───── Input material ─────
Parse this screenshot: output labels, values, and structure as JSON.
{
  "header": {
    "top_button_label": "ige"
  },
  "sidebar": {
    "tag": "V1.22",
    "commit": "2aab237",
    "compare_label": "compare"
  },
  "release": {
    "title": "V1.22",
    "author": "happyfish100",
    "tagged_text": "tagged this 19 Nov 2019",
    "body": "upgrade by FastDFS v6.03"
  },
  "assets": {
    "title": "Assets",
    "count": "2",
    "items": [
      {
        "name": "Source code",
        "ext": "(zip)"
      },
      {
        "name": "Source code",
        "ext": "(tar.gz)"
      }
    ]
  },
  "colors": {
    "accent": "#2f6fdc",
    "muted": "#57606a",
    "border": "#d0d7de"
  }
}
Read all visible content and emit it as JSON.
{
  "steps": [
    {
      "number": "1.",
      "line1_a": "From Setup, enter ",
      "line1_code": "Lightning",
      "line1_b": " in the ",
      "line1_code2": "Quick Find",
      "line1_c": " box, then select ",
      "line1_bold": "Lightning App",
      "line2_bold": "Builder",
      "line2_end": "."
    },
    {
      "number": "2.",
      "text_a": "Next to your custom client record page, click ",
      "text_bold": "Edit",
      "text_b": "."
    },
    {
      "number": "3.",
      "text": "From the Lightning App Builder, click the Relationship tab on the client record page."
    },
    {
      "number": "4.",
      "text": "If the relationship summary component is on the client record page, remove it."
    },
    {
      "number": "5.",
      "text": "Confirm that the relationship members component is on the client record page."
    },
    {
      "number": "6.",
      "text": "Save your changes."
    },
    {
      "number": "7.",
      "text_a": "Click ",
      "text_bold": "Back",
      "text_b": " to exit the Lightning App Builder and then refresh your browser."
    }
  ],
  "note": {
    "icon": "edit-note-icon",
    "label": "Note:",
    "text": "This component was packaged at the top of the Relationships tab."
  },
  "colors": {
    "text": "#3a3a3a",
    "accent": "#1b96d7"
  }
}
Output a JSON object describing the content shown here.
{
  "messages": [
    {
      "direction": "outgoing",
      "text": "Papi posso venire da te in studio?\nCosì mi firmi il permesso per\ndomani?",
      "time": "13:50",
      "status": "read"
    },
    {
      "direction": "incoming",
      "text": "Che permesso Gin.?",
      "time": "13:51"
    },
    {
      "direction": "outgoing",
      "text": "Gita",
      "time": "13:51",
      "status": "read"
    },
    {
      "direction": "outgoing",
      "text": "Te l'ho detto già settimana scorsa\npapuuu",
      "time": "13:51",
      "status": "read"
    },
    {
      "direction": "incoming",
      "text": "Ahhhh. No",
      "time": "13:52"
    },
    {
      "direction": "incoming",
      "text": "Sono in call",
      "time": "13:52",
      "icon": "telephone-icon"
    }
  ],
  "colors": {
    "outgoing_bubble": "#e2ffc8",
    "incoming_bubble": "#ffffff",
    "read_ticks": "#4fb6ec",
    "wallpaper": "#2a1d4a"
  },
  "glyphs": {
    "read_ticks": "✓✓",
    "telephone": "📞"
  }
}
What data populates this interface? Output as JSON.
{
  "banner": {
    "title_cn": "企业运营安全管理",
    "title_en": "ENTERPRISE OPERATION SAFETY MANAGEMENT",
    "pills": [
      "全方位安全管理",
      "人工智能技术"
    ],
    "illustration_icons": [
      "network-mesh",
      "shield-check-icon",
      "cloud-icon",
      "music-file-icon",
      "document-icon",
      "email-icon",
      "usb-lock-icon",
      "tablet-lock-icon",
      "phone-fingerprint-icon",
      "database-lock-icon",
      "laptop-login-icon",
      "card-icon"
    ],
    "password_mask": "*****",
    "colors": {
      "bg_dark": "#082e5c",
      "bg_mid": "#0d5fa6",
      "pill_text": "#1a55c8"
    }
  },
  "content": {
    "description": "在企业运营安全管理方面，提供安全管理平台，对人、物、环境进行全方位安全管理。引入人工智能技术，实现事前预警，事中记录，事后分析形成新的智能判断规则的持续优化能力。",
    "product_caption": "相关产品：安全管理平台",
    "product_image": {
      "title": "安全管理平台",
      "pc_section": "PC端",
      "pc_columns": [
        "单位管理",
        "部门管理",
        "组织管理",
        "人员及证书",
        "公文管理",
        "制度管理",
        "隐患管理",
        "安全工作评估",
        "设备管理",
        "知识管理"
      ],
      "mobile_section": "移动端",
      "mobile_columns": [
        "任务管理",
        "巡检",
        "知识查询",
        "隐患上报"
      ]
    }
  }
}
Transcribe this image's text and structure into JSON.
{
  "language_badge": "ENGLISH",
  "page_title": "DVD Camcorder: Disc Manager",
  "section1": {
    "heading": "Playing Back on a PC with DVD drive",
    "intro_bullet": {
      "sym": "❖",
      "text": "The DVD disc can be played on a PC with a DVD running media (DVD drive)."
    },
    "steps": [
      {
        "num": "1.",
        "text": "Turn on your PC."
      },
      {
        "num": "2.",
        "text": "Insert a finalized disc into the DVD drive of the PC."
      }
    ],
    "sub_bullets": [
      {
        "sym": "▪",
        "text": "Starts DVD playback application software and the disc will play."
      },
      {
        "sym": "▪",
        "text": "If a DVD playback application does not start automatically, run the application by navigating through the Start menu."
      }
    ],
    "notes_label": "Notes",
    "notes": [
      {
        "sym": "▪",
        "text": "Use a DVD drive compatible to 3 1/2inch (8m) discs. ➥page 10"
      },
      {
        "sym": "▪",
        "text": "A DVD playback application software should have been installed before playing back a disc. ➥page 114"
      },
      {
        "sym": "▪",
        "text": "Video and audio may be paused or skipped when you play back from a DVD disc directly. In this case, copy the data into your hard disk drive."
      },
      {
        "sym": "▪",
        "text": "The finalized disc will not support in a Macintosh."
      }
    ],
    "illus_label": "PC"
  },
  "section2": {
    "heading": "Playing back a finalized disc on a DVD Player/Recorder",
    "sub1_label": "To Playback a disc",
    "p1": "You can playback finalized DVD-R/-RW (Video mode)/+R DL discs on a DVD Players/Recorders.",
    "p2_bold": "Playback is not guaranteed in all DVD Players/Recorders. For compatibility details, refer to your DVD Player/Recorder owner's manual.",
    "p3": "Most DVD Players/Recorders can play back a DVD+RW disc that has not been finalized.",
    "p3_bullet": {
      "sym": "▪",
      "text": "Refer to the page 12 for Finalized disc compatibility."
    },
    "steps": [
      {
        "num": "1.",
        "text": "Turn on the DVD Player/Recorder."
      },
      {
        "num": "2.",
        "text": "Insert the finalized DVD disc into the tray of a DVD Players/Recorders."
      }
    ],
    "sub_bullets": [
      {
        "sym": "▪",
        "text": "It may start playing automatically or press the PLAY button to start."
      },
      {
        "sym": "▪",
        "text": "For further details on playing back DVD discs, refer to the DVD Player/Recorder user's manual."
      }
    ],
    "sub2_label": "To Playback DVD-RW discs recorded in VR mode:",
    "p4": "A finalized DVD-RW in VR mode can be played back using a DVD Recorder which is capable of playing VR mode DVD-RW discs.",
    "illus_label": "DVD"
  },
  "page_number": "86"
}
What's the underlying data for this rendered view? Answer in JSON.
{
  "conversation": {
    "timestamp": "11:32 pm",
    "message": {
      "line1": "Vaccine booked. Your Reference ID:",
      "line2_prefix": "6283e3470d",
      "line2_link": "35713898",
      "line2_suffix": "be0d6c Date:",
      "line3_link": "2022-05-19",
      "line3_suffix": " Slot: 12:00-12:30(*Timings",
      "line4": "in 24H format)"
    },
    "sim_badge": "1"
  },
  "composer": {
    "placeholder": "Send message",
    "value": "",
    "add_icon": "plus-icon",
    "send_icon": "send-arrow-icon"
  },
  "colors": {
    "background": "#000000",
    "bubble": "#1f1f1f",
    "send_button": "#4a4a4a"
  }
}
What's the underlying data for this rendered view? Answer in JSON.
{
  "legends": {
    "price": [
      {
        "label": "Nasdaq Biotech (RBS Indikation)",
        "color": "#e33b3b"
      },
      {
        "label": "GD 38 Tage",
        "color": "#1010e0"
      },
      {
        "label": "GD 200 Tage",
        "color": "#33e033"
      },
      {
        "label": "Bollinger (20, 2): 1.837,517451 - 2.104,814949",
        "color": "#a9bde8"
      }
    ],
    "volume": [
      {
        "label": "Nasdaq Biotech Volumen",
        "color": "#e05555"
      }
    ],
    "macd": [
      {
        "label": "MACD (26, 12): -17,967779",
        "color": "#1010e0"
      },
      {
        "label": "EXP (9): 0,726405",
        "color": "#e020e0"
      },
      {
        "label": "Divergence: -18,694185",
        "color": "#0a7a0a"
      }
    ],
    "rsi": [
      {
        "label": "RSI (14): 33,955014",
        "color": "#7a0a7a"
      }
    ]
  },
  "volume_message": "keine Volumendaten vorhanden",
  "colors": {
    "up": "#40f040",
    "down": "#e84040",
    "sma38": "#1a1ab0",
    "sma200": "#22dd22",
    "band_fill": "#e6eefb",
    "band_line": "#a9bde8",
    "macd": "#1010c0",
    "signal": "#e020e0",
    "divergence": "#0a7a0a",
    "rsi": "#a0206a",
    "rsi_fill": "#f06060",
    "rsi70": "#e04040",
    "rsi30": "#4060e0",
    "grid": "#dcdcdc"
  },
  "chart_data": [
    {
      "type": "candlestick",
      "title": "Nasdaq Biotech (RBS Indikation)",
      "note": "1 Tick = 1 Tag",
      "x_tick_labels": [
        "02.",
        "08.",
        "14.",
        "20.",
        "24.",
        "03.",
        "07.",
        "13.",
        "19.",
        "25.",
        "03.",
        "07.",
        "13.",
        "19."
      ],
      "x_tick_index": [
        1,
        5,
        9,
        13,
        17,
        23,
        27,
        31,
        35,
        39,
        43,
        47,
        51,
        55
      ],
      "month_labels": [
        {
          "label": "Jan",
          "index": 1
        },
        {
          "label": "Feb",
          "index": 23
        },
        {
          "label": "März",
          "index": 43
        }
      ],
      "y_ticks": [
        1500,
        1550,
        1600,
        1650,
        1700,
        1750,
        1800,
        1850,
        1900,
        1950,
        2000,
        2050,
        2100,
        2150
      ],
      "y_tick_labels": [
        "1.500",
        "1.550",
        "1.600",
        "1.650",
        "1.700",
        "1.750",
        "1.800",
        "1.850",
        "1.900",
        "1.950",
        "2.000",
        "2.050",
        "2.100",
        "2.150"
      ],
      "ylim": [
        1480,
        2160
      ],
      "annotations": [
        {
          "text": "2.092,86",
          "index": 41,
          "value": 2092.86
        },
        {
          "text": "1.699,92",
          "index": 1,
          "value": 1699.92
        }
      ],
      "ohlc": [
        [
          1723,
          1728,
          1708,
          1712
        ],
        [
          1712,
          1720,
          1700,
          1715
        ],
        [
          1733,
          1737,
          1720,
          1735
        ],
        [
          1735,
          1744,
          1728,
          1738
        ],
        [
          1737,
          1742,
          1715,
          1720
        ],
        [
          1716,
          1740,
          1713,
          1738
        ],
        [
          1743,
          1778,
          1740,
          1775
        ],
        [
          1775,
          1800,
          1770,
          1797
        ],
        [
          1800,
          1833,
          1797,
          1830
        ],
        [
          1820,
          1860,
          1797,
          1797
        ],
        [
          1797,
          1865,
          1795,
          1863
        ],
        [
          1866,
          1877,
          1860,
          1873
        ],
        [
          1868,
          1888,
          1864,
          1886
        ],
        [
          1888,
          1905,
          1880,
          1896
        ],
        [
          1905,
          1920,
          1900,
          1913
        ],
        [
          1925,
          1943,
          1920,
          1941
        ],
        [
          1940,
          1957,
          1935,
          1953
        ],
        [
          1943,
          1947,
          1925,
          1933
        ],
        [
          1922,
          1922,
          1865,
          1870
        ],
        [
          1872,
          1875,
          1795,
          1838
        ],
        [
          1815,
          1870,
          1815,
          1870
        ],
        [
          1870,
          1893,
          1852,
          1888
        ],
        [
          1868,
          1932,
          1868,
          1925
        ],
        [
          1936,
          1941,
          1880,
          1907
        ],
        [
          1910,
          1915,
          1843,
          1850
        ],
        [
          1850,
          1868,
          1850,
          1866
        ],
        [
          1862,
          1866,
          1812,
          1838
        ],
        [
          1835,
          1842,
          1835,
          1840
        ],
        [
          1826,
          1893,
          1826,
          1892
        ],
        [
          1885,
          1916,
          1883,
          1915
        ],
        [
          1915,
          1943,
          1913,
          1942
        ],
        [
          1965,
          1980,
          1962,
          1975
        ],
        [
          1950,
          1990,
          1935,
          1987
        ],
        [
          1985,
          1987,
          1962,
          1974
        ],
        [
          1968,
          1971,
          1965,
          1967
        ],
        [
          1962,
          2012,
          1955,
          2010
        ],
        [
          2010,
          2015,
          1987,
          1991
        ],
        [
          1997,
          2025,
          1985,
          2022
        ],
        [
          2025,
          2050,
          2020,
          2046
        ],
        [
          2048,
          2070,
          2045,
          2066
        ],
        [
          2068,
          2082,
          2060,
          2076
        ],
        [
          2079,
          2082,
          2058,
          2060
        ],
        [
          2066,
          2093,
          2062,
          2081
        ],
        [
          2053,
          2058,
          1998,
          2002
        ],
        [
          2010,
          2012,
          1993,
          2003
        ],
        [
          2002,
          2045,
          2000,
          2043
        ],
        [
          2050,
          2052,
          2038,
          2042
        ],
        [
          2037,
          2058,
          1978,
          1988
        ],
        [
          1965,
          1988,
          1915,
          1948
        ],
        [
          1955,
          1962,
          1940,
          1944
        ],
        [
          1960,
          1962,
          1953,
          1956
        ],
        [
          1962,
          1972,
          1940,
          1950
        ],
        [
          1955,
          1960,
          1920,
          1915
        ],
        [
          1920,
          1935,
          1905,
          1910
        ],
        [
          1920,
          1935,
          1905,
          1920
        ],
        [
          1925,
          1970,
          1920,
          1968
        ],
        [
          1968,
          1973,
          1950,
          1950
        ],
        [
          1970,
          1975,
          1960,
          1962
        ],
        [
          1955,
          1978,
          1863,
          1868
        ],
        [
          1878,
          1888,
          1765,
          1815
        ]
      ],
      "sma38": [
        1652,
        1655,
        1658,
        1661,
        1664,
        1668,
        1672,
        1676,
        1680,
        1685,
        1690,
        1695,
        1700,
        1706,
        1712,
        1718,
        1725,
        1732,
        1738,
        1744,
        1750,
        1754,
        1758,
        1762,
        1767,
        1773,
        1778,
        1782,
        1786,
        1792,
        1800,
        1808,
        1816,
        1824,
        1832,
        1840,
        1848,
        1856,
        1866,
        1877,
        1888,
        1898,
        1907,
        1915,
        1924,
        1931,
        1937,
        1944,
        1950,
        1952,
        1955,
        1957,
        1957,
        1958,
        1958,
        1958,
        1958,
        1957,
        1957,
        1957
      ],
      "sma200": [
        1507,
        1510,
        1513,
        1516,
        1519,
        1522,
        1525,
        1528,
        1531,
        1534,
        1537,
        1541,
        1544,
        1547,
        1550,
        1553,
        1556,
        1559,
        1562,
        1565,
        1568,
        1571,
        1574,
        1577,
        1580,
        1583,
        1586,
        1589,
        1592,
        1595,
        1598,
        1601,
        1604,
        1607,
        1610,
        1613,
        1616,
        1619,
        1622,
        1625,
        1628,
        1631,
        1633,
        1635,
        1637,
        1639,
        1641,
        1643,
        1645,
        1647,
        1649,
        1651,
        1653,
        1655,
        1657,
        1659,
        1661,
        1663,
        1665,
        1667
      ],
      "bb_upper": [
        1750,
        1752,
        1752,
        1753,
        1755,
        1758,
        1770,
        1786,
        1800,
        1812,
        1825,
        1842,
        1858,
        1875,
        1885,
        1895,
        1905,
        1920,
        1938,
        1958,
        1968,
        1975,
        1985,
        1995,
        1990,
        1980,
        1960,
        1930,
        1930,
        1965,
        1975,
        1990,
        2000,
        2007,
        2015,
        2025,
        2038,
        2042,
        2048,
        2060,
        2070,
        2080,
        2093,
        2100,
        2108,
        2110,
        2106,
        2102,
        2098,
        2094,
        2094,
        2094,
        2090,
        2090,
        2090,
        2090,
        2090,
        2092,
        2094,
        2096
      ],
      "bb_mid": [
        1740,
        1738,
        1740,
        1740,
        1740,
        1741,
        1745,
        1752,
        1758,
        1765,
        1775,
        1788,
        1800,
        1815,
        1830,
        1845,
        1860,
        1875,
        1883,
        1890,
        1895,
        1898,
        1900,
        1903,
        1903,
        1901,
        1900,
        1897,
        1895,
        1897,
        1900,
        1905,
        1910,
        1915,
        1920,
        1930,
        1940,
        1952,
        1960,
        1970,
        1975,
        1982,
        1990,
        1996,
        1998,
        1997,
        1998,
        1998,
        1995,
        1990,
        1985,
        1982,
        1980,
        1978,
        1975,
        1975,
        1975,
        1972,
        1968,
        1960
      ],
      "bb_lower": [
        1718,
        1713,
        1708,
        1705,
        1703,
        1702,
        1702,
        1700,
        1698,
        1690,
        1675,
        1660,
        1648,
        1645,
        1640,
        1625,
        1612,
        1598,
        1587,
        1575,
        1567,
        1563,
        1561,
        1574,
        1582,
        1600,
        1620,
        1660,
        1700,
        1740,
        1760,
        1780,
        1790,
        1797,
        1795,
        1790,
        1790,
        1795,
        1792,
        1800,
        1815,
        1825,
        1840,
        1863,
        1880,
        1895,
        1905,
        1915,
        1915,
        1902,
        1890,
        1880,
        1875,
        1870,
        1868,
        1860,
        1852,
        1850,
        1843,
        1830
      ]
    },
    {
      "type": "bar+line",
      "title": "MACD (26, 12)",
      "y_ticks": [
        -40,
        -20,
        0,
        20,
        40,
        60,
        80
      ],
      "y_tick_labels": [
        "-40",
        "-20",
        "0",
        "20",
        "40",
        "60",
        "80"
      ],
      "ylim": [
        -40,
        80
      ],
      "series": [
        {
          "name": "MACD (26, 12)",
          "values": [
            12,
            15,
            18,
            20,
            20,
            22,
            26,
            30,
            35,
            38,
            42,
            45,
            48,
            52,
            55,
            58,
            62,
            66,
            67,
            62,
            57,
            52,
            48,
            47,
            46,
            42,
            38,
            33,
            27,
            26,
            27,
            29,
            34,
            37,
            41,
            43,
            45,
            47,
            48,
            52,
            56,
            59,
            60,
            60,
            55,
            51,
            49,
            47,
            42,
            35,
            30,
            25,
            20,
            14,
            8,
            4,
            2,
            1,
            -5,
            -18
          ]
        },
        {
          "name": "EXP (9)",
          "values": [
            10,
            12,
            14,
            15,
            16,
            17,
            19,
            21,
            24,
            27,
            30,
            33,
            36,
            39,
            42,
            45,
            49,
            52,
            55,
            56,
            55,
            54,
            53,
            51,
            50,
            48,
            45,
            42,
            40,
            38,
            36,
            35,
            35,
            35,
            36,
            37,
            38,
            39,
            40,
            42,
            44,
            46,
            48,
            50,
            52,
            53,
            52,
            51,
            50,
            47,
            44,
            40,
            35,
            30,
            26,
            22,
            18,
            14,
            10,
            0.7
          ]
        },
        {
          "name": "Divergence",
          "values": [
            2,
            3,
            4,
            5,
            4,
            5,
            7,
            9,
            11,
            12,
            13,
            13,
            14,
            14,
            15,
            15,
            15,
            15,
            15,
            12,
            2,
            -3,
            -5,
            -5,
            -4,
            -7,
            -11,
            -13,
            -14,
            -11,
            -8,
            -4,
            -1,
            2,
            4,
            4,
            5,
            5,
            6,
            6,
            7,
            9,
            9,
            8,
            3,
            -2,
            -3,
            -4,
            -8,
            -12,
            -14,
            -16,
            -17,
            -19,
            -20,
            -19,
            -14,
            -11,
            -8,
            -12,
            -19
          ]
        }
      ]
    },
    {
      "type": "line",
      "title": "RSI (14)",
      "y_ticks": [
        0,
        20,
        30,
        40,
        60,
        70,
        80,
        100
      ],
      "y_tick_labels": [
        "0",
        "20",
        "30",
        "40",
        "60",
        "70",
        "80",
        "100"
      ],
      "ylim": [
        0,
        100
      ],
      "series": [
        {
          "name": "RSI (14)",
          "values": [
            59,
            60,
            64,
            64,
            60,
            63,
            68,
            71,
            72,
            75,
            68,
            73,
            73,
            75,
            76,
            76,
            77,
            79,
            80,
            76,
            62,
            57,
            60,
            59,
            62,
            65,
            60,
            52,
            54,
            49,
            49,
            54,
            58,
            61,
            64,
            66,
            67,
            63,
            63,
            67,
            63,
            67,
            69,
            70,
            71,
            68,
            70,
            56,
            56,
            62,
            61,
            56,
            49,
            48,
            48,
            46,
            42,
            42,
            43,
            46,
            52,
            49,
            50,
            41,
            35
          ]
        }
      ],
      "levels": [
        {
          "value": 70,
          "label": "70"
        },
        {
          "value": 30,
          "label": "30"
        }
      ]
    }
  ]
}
─────
Pull out every line containing "application".

## Full answer
        "text": "Starts DVD playback application software and the disc will play."
        "text": "If a DVD playback application does not start automatically, run the application by navigating through the Start menu."
        "text": "A DVD playback application software should have been installed before playing back a disc. ➥page 114"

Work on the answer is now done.